= Short exercise =
Identify the lines that contain the word "have", then copy them.

## BEGIN

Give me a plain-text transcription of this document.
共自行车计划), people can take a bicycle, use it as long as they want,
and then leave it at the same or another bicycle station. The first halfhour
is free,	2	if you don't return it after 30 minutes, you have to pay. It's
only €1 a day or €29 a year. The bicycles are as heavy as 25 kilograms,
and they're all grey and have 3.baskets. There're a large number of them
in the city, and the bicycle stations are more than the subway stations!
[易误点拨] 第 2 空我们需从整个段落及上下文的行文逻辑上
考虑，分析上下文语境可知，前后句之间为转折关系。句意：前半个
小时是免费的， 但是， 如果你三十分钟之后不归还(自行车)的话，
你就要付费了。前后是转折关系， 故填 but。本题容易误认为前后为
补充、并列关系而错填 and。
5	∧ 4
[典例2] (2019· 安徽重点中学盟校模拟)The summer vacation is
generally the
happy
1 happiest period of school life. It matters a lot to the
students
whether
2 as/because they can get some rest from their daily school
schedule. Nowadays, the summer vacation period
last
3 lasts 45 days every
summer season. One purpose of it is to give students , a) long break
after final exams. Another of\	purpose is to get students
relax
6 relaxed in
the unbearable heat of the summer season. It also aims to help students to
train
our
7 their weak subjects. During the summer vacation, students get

## END
## BEGIN

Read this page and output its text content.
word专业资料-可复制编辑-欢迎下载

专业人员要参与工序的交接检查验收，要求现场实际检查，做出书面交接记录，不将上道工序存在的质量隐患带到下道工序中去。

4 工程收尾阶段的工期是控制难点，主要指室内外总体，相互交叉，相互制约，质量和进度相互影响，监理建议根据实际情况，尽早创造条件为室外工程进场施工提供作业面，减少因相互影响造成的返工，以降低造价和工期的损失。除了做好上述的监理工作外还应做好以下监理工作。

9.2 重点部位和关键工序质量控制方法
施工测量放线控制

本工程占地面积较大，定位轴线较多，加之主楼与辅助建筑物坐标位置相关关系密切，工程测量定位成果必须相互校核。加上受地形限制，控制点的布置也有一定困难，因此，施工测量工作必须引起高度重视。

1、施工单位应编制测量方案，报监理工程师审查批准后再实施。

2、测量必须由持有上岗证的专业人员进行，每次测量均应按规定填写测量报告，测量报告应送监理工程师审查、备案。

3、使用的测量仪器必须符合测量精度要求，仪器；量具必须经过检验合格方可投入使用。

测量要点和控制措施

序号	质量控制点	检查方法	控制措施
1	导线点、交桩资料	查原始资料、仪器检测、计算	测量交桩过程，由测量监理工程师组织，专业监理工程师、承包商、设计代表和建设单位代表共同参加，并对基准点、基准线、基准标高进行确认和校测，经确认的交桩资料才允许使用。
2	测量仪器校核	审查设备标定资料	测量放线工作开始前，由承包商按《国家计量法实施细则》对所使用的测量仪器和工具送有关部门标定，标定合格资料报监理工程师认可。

## END

= Completed task =
is free,	2	if you don't return it after 30 minutes, you have to pay. It's
and they're all grey and have 3.baskets. There're a large number of them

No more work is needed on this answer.